> _Given information_:
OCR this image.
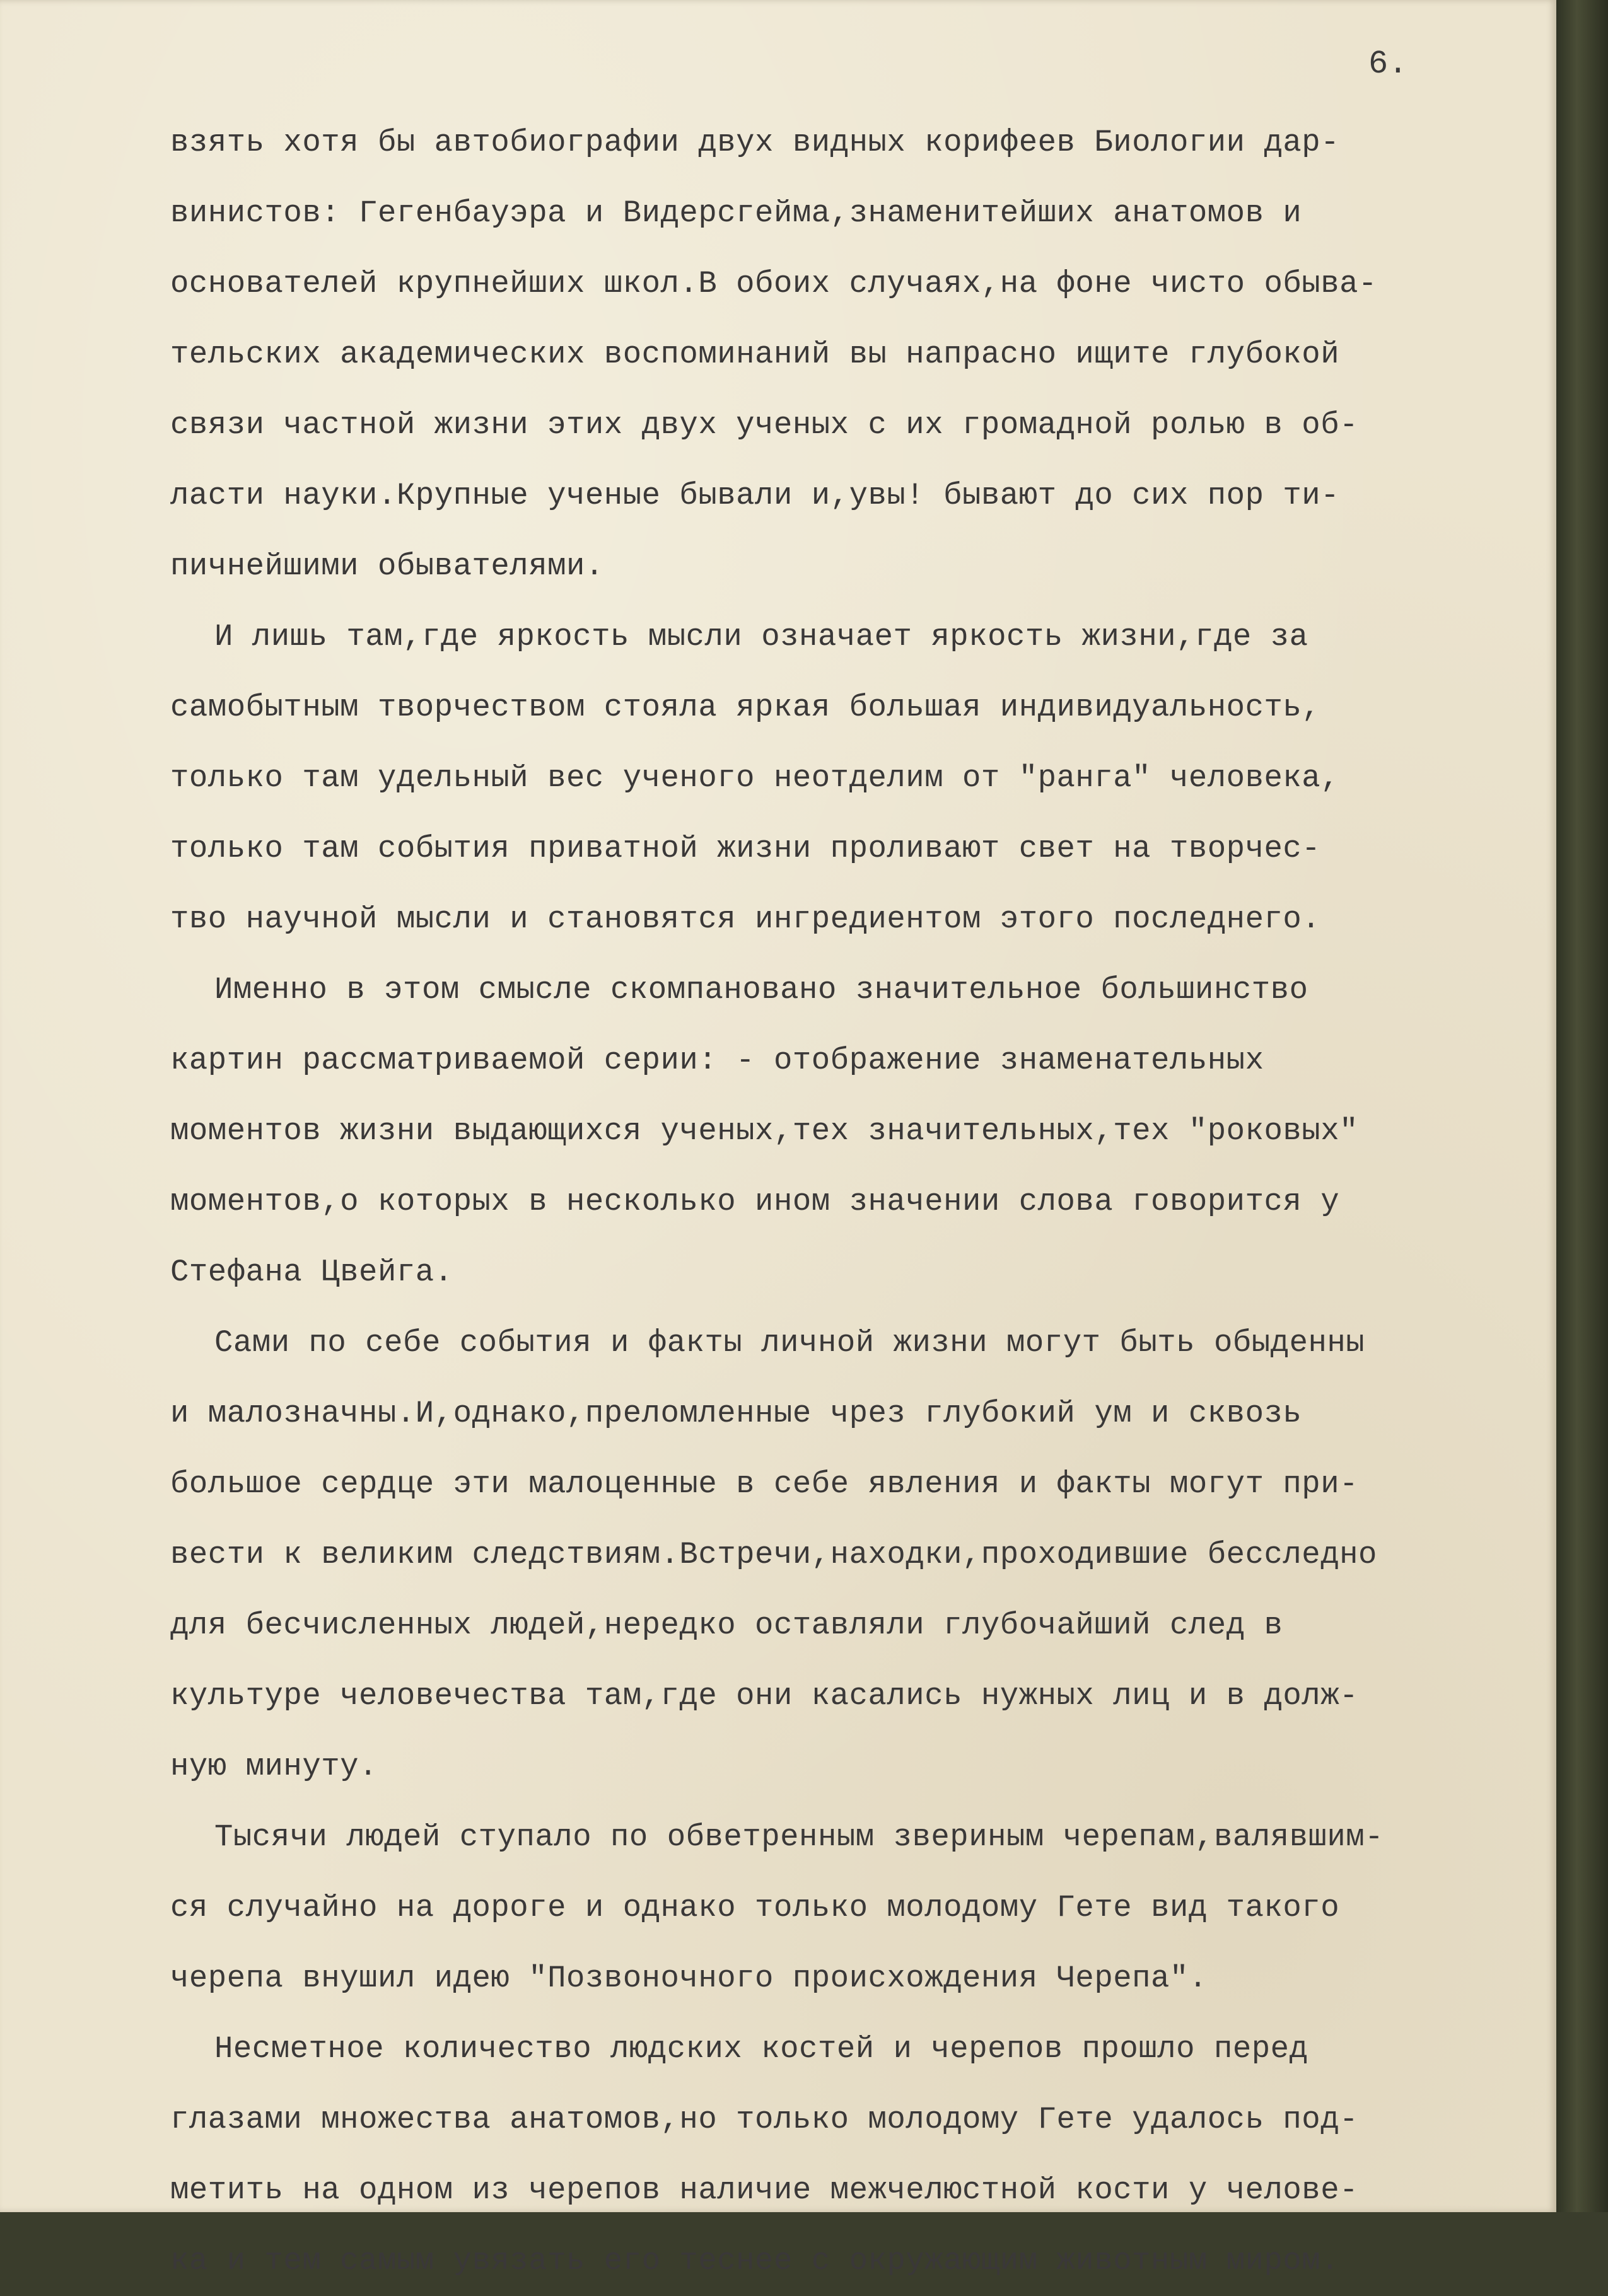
6.
взять хотя бы автобиографии двух видных корифеев Биологии дар-
винистов: Гегенбауэра и Видерсгейма,знаменитейших анатомов и
основателей крупнейших школ.В обоих случаях,на фоне чисто обыва-
тельских академических воспоминаний вы напрасно ищите глубокой
связи частной жизни этих двух ученых с их громадной ролью в об-
ласти науки.Крупные ученые бывали и,увы! бывают до сих пор ти-
пичнейшими обывателями.
И лишь там,где яркость мысли означает яркость жизни,где за
самобытным творчеством стояла яркая большая индивидуальность,
только там удельный вес ученого неотделим от "ранга" человека,
только там события приватной жизни проливают свет на творчес-
тво научной мысли и становятся ингредиентом этого последнего.
Именно в этом смысле скомпановано значительное большинство
картин рассматриваемой серии: - отображение знаменательных
моментов жизни выдающихся ученых,тех значительных,тех "роковых"
моментов,о которых в несколько ином значении слова говорится у
Стефана Цвейга.
Сами по себе события и факты личной жизни могут быть обыденны
и малозначны.И,однако,преломленные чрез глубокий ум и сквозь
большое сердце эти малоценные в себе явления и факты могут при-
вести к великим следствиям.Встречи,находки,проходившие бесследно
для бесчисленных людей,нередко оставляли глубочайший след в
культуре человечества там,где они касались нужных лиц и в долж-
ную минуту.
Тысячи людей ступало по обветренным звериным черепам,валявшим-
ся случайно на дороге и однако только молодому Гете вид такого
черепа внушил идею "Позвоночного происхождения Черепа".
Несметное количество людских костей и черепов прошло перед
глазами множества анатомов,но только молодому Гете удалось под-
метить на одном из черепов наличие межчелюстной кости у челове-
ка и тем самым увязать его теснее с окружающим животным миром.
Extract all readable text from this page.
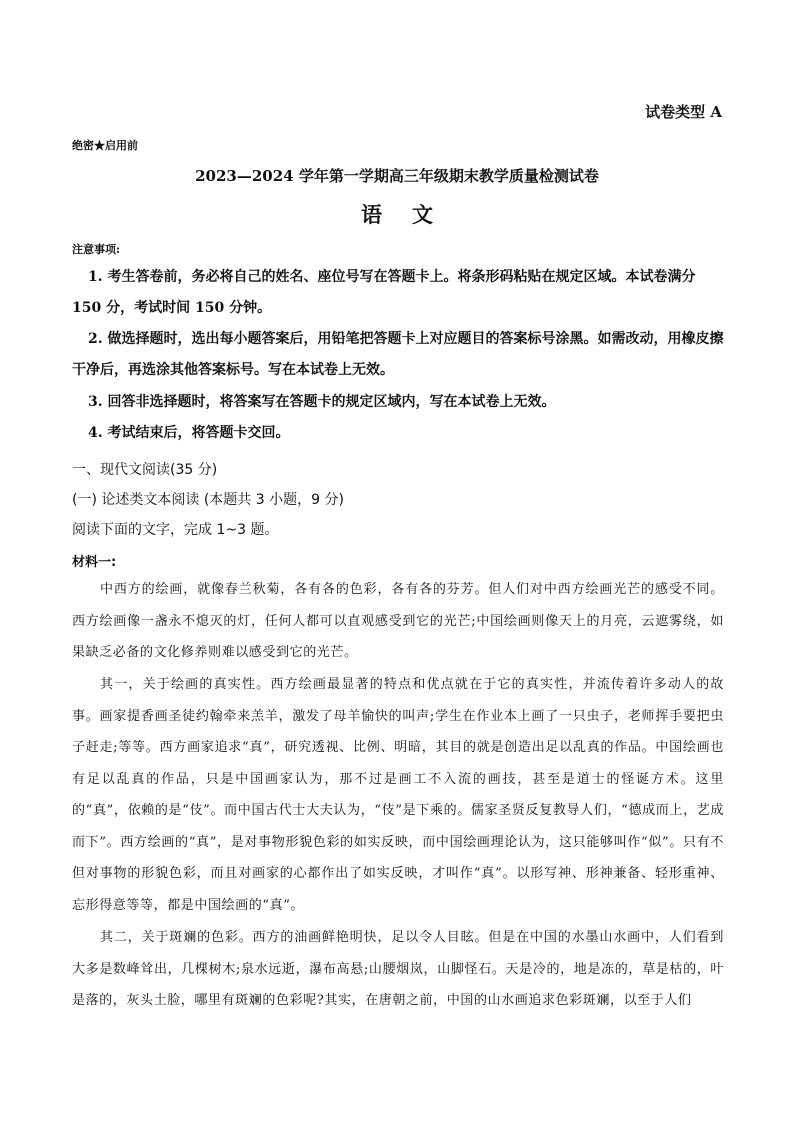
试卷类型 A
绝密★启用前
2023—2024 学年第一学期高三年级期末教学质量检测试卷
语文
注意事项:
1. 考生答卷前，务必将自己的姓名、座位号写在答题卡上。将条形码粘贴在规定区域。本试卷满分 150 分，考试时间 150 分钟。
2. 做选择题时，选出每小题答案后，用铅笔把答题卡上对应题目的答案标号涂黑。如需改动，用橡皮擦干净后，再选涂其他答案标号。写在本试卷上无效。
3. 回答非选择题时，将答案写在答题卡的规定区域内，写在本试卷上无效。
4. 考试结束后，将答题卡交回。
一、现代文阅读(35 分)
(一) 论述类文本阅读 (本题共 3 小题，9 分)
阅读下面的文字，完成 1~3 题。
材料一:
中西方的绘画，就像春兰秋菊，各有各的色彩，各有各的芬芳。但人们对中西方绘画光芒的感受不同。西方绘画像一盏永不熄灭的灯，任何人都可以直观感受到它的光芒;中国绘画则像天上的月亮，云遮雾绕，如果缺乏必备的文化修养则难以感受到它的光芒。
其一，关于绘画的真实性。西方绘画最显著的特点和优点就在于它的真实性，并流传着许多动人的故事。画家提香画圣徒约翰牵来羔羊，激发了母羊愉快的叫声;学生在作业本上画了一只虫子，老师挥手要把虫子赶走;等等。西方画家追求“真”，研究透视、比例、明暗，其目的就是创造出足以乱真的作品。中国绘画也有足以乱真的作品，只是中国画家认为，那不过是画工不入流的画技，甚至是道士的怪诞方术。这里的“真”，依赖的是“伎”。而中国古代士大夫认为，“伎”是下乘的。儒家圣贤反复教导人们，“德成而上，艺成而下”。西方绘画的“真”，是对事物形貌色彩的如实反映，而中国绘画理论认为，这只能够叫作“似”。只有不但对事物的形貌色彩，而且对画家的心都作出了如实反映，才叫作“真”。以形写神、形神兼备、轻形重神、忘形得意等等，都是中国绘画的“真”。
其二，关于斑斓的色彩。西方的油画鲜艳明快，足以令人目眩。但是在中国的水墨山水画中，人们看到大多是数峰耸出，几棵树木;泉水远逝，瀑布高悬;山腰烟岚，山脚怪石。天是冷的，地是冻的，草是枯的，叶是落的，灰头土脸，哪里有斑斓的色彩呢?其实，在唐朝之前，中国的山水画追求色彩斑斓，以至于人们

> _What you are asked to do_:
All lines holding the word "факты" should be picked out and copied.

> _Reply to the task_:
Сами по себе события и факты личной жизни могут быть обыденны
большое сердце эти малоценные в себе явления и факты могут при-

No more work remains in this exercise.